From the entries below, list each line with "Frontages".

--

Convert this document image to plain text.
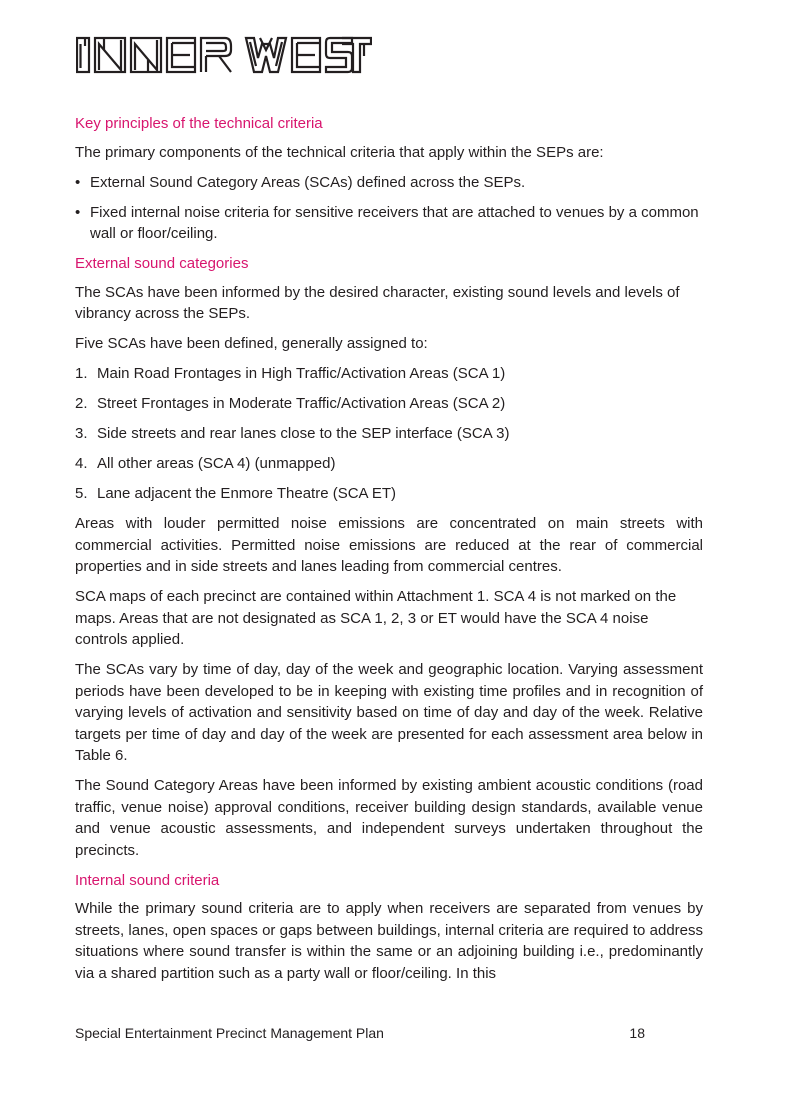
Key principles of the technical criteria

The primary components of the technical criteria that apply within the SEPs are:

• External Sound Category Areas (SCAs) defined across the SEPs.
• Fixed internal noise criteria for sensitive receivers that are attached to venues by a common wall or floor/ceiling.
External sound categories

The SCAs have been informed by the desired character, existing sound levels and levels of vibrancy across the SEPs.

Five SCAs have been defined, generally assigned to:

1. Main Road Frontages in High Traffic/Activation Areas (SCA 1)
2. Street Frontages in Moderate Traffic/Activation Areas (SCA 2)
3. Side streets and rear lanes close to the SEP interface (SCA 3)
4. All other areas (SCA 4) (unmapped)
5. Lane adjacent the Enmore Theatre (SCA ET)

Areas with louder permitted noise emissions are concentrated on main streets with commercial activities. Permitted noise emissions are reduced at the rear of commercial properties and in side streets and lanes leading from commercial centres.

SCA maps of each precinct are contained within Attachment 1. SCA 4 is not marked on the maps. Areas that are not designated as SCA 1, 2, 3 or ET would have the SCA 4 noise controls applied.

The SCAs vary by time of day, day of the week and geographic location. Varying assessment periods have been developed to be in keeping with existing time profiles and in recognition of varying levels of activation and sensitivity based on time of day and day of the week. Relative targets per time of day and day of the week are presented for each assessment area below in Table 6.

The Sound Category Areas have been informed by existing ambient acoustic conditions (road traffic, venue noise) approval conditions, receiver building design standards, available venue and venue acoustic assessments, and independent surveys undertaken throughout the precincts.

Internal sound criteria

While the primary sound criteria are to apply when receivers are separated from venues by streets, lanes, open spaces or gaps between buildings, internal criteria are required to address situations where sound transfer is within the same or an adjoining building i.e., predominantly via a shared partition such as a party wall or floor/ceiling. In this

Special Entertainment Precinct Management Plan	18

--

▶ _SOLUTION TO THIS TASK_
1. Main Road Frontages in High Traffic/Activation Areas (SCA 1)
2. Street Frontages in Moderate Traffic/Activation Areas (SCA 2)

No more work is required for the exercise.